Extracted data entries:
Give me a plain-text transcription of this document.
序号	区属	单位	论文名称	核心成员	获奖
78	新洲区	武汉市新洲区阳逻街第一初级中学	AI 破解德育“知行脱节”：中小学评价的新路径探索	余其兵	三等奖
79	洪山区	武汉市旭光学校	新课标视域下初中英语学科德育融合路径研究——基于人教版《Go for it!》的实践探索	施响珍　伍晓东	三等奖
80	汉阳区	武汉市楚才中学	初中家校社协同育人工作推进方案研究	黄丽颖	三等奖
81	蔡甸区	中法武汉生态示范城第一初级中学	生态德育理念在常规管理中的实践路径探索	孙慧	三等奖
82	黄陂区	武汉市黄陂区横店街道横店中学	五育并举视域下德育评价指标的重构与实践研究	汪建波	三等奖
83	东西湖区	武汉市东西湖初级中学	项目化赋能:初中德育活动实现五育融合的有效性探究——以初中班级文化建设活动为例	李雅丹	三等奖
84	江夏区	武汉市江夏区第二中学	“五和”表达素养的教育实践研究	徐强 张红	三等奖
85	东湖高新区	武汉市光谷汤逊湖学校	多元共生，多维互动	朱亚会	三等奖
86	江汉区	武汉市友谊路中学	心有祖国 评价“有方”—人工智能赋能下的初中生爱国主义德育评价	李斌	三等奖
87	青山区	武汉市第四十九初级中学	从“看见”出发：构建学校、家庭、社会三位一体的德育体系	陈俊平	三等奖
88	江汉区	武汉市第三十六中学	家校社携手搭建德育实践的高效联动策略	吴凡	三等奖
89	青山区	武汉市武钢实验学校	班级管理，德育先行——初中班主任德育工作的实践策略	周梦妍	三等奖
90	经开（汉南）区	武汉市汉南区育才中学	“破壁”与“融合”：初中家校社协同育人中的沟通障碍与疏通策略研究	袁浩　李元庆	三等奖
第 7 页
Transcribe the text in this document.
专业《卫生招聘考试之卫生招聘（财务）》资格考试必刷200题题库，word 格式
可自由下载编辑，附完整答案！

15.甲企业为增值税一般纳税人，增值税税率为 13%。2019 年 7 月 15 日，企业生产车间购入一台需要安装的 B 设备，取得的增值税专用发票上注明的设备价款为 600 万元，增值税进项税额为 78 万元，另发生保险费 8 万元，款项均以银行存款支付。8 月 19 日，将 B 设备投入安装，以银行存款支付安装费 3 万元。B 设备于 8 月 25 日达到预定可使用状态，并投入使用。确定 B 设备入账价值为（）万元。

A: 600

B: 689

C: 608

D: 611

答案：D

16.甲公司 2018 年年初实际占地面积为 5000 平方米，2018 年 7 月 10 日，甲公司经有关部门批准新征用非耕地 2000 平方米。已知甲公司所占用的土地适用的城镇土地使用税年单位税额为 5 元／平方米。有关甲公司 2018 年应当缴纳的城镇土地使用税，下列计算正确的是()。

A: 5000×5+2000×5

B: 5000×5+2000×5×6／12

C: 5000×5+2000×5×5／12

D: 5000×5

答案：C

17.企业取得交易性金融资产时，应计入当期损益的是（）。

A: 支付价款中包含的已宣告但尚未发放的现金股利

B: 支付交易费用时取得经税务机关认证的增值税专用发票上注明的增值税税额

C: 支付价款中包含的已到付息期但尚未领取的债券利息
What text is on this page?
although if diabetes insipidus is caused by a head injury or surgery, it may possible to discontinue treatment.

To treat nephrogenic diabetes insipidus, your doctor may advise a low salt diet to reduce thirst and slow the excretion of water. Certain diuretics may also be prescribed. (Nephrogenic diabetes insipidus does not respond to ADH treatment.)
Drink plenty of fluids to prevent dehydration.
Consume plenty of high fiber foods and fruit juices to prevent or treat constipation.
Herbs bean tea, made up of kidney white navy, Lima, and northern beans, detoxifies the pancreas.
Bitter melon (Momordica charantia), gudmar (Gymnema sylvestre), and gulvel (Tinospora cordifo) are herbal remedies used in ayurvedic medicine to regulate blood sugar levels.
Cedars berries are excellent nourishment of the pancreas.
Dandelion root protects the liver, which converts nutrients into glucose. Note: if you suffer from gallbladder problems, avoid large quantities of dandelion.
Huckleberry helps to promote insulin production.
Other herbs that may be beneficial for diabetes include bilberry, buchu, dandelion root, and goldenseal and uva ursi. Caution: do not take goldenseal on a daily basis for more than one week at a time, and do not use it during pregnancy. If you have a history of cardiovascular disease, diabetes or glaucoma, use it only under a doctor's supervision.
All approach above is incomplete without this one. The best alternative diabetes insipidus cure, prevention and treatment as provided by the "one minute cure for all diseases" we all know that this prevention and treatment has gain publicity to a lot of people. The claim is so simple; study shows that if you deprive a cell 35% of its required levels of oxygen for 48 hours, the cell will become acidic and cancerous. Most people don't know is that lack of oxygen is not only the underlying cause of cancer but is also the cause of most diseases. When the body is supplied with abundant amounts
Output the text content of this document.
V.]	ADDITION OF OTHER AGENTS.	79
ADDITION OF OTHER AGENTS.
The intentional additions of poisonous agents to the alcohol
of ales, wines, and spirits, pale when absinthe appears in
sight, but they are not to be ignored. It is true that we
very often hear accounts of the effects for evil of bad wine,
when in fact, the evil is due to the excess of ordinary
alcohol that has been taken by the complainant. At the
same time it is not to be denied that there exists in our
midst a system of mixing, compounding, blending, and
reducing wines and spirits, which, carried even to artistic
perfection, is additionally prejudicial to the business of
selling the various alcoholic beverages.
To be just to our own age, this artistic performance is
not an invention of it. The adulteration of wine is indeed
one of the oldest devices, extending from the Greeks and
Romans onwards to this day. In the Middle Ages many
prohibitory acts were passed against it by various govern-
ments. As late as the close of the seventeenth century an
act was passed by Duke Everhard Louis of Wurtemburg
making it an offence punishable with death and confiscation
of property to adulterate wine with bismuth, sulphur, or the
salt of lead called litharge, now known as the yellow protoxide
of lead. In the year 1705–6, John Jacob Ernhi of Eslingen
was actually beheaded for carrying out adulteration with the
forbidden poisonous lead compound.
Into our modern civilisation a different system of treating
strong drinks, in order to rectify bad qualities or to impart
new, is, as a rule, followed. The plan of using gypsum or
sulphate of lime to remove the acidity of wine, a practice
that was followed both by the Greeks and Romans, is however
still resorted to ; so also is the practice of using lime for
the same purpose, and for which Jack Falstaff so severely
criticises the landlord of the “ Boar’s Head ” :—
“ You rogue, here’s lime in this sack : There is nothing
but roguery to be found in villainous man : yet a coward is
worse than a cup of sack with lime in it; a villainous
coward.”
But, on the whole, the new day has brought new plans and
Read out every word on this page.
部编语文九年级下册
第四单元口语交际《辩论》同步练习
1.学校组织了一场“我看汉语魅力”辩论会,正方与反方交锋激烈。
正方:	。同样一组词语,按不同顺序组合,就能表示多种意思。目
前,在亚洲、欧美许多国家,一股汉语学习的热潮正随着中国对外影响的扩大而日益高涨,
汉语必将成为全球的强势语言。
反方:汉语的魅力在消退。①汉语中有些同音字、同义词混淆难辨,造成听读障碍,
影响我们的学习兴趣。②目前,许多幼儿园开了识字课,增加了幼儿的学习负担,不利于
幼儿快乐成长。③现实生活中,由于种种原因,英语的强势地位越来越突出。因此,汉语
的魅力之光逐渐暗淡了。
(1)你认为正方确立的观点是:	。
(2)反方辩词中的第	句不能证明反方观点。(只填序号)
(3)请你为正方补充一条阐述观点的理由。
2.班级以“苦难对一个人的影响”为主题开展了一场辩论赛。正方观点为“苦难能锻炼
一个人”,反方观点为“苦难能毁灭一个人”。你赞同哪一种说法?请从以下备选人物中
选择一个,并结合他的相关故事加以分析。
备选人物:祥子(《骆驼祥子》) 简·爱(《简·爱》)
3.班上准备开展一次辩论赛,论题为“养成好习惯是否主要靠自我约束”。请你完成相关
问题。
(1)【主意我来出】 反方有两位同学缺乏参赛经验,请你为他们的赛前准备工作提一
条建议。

Written task:
Quote only the lines from the line containing "Read out every word on this page." through the end of the listing, please, keeping both the first and the last line.

Task solution:
Read out every word on this page.
部编语文九年级下册
第四单元口语交际《辩论》同步练习
1.学校组织了一场“我看汉语魅力”辩论会,正方与反方交锋激烈。
正方:	。同样一组词语,按不同顺序组合,就能表示多种意思。目
前,在亚洲、欧美许多国家,一股汉语学习的热潮正随着中国对外影响的扩大而日益高涨,
汉语必将成为全球的强势语言。
反方:汉语的魅力在消退。①汉语中有些同音字、同义词混淆难辨,造成听读障碍,
影响我们的学习兴趣。②目前,许多幼儿园开了识字课,增加了幼儿的学习负担,不利于
幼儿快乐成长。③现实生活中,由于种种原因,英语的强势地位越来越突出。因此,汉语
的魅力之光逐渐暗淡了。
(1)你认为正方确立的观点是:	。
(2)反方辩词中的第	句不能证明反方观点。(只填序号)
(3)请你为正方补充一条阐述观点的理由。
2.班级以“苦难对一个人的影响”为主题开展了一场辩论赛。正方观点为“苦难能锻炼
一个人”,反方观点为“苦难能毁灭一个人”。你赞同哪一种说法?请从以下备选人物中
选择一个,并结合他的相关故事加以分析。
备选人物:祥子(《骆驼祥子》) 简·爱(《简·爱》)
3.班上准备开展一次辩论赛,论题为“养成好习惯是否主要靠自我约束”。请你完成相关
问题。
(1)【主意我来出】 反方有两位同学缺乏参赛经验,请你为他们的赛前准备工作提一
条建议。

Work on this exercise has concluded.